Return the lines where the word "left" occurs.

# start of Data excerpts

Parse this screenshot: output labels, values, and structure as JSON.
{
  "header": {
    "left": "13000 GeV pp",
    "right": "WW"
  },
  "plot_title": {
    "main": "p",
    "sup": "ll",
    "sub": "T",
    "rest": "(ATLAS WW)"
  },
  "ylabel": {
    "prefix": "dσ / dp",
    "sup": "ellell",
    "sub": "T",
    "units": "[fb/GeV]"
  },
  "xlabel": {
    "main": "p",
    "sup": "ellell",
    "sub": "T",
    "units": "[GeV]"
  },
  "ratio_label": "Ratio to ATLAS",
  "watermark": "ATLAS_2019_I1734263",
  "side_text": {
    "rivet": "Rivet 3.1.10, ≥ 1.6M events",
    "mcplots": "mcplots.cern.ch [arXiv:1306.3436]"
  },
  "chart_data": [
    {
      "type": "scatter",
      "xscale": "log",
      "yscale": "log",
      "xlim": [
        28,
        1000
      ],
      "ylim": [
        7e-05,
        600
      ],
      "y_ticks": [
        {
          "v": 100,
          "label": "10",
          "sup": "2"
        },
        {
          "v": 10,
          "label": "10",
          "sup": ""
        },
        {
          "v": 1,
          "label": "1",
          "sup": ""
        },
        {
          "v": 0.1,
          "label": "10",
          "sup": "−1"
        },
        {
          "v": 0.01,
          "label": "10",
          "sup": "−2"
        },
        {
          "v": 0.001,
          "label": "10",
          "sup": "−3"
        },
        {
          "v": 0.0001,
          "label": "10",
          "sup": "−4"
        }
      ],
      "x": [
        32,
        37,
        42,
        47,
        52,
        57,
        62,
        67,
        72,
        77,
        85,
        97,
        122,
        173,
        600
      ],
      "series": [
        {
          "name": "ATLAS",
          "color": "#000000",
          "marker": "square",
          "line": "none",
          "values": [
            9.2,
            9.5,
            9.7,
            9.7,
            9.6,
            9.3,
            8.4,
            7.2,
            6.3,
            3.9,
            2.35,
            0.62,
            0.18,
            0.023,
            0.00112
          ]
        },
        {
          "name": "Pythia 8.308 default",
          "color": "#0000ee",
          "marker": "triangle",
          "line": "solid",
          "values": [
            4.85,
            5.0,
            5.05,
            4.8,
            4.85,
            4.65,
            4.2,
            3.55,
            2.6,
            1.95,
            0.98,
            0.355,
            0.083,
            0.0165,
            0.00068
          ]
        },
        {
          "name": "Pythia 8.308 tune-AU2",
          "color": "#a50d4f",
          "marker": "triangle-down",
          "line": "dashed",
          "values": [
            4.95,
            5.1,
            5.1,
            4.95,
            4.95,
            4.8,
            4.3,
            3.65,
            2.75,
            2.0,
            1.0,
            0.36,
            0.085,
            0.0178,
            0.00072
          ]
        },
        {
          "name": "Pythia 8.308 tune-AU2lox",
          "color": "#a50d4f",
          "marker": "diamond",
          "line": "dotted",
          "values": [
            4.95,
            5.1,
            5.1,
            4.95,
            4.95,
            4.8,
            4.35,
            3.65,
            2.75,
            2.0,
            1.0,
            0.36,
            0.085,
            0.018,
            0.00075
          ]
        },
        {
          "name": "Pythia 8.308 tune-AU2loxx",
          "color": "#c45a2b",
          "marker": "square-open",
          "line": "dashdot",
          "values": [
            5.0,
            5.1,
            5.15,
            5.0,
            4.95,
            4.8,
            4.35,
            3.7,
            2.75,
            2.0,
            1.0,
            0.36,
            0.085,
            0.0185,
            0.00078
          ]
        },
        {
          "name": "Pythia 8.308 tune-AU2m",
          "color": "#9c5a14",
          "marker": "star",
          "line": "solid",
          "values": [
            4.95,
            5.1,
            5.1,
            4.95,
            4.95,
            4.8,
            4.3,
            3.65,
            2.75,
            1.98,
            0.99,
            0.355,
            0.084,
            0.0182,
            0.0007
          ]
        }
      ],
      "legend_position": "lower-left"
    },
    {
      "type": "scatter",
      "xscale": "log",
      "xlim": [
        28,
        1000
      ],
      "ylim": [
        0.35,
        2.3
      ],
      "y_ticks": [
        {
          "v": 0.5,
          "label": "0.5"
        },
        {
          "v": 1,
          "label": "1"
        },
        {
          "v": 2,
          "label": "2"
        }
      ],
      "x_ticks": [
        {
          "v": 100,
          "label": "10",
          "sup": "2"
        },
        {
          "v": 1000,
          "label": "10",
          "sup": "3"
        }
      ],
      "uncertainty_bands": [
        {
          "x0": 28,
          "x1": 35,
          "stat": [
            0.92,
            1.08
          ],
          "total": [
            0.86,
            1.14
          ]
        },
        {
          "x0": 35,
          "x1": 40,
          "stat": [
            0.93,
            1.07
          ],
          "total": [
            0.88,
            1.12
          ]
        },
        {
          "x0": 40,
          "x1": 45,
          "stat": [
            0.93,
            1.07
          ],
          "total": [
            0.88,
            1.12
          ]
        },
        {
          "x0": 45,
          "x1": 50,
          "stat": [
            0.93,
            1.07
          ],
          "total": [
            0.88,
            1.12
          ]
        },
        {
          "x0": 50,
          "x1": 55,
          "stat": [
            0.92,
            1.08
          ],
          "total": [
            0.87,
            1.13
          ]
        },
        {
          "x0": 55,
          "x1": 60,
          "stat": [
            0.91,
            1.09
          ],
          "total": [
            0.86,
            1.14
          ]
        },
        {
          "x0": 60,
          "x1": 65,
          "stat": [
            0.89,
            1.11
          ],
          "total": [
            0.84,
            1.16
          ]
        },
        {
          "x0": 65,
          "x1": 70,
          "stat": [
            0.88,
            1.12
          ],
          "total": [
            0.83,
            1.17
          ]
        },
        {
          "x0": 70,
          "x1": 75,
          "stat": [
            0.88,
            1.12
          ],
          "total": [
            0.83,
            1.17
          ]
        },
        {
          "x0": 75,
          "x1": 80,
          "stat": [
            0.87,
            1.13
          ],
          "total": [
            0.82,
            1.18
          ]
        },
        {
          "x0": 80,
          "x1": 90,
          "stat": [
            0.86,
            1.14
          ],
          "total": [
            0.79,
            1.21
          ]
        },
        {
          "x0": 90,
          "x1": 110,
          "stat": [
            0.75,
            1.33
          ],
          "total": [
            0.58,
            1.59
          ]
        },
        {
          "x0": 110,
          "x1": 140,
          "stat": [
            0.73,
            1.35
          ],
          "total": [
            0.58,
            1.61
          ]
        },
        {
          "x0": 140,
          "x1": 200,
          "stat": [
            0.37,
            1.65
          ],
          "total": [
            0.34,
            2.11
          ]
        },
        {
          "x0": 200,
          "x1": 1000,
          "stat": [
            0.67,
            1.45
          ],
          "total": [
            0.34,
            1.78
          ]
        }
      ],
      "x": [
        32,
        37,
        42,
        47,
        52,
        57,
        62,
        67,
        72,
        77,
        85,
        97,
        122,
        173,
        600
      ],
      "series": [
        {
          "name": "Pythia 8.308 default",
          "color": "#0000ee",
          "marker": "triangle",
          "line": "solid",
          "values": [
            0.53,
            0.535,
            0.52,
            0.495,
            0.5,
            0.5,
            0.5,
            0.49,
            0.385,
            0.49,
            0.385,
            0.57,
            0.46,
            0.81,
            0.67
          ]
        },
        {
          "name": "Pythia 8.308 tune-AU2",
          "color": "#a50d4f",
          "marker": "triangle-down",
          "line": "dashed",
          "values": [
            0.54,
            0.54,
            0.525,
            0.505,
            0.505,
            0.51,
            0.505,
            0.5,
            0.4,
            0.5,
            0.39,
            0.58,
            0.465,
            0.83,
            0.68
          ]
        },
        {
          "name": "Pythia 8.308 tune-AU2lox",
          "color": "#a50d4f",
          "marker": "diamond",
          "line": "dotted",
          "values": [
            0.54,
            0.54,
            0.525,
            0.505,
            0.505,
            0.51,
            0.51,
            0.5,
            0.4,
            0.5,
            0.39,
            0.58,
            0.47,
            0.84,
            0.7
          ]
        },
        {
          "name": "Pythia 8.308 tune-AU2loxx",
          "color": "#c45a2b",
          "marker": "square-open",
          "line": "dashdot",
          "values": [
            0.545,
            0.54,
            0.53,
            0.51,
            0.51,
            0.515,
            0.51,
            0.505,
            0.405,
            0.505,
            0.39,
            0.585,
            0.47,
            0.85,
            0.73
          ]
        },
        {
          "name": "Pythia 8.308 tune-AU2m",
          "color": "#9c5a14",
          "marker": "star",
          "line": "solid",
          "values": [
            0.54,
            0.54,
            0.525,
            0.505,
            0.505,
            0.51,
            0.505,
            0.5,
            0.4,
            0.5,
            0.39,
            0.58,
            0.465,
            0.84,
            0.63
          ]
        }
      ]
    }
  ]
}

# end of Data excerpts

Output of the task –
    "left": "13000 GeV pp",
      "legend_position": "lower-left"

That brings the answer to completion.